------ Raw records ------

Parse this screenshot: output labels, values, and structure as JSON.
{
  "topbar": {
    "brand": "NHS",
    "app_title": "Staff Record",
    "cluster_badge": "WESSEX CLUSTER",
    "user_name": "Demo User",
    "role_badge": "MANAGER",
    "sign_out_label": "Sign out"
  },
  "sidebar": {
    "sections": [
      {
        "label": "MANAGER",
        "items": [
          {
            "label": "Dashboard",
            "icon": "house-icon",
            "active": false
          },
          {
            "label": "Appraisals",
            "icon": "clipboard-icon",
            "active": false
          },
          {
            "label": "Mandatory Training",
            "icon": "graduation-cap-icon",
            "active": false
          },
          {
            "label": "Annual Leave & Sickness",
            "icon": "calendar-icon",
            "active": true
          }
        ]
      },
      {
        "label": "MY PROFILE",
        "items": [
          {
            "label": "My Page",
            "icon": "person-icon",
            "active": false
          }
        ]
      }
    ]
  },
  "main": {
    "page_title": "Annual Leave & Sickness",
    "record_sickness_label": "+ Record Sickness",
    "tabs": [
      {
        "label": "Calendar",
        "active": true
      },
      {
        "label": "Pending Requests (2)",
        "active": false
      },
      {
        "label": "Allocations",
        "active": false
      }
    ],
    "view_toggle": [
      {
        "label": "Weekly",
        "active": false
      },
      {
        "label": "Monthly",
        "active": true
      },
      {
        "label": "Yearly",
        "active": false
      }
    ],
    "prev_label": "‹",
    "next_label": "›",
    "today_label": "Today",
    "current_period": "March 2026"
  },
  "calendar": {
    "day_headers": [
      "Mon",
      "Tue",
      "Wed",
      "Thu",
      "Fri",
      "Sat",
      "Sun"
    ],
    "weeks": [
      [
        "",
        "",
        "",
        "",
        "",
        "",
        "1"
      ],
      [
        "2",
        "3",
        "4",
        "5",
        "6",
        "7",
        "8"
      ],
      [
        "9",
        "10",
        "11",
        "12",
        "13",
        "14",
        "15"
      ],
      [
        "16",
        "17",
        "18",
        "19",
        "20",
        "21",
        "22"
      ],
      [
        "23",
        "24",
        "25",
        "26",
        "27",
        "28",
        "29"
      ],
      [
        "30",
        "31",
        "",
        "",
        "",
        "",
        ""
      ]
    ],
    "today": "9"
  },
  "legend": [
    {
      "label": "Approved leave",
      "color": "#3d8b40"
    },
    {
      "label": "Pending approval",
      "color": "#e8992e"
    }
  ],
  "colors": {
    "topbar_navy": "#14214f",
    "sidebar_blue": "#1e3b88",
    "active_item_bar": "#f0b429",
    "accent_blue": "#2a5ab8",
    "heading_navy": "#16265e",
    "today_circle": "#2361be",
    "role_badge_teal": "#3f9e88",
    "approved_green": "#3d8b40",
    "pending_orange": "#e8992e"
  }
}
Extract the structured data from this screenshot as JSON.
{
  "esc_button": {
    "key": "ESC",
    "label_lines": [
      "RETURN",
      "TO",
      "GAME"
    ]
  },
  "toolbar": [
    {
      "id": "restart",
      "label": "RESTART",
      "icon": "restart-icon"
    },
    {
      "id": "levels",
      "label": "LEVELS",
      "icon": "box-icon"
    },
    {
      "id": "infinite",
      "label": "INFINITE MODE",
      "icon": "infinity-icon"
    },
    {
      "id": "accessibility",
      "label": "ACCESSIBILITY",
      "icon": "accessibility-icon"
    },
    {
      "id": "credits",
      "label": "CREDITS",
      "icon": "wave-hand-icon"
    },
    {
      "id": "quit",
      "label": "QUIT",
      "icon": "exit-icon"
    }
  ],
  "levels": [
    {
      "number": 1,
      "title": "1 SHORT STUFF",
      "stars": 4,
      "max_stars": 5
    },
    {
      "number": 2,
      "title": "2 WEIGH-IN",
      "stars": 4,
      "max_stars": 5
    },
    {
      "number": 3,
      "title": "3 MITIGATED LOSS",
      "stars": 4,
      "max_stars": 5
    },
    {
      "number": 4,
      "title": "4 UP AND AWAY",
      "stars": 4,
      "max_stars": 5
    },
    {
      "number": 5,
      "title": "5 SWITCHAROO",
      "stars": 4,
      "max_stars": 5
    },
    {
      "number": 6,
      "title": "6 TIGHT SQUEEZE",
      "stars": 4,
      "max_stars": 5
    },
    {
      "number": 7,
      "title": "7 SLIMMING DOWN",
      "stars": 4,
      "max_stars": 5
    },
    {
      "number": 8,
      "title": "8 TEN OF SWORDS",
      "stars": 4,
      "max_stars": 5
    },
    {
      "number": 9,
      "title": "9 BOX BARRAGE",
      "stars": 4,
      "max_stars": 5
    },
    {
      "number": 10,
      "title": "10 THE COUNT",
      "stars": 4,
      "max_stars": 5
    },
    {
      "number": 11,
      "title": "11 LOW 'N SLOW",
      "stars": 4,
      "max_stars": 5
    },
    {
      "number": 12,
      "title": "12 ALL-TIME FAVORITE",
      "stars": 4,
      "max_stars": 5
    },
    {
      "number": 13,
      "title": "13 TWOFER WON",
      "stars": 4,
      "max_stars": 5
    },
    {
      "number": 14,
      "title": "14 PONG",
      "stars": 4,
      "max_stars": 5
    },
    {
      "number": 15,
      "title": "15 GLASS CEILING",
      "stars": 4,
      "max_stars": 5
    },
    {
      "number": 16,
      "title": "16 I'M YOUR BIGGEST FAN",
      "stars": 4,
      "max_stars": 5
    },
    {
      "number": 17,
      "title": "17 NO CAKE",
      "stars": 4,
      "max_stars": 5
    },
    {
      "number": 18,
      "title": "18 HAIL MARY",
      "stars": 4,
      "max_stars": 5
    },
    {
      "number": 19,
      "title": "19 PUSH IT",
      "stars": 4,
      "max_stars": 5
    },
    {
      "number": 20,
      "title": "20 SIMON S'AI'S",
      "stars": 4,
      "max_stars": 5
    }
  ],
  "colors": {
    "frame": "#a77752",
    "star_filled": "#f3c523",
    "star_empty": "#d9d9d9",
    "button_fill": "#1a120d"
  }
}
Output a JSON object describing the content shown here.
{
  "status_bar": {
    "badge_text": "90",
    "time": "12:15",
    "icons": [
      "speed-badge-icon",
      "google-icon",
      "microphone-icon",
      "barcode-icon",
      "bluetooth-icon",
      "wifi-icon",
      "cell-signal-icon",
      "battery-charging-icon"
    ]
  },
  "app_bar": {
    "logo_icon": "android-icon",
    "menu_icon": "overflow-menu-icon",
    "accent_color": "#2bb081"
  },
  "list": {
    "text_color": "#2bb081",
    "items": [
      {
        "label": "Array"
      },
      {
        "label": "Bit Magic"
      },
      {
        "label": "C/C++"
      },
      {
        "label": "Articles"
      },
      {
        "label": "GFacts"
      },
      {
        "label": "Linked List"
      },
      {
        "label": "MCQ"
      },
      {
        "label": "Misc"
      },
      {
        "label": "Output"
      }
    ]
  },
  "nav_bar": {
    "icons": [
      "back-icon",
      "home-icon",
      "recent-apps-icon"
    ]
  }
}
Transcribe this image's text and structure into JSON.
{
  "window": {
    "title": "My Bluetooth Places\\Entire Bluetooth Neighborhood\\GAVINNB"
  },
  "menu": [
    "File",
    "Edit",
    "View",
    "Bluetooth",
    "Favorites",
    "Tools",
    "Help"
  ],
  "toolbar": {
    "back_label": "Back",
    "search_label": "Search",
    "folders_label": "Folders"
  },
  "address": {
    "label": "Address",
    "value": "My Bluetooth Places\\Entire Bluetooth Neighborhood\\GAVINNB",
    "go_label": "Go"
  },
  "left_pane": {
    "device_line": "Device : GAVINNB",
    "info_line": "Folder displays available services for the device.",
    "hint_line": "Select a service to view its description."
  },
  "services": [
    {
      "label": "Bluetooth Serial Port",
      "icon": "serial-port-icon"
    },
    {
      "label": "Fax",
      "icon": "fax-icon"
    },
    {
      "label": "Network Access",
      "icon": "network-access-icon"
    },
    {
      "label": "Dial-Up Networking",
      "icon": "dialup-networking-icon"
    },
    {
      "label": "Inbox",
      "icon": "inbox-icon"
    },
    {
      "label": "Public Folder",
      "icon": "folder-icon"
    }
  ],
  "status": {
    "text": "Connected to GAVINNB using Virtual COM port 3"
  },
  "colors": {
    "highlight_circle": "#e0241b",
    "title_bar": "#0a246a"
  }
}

------

*Job:* Copy out every line from the data above that has "screenshot" in it.

*Solution for this task:*
Parse this screenshot: output labels, values, and structure as JSON.
Extract the structured data from this screenshot as JSON.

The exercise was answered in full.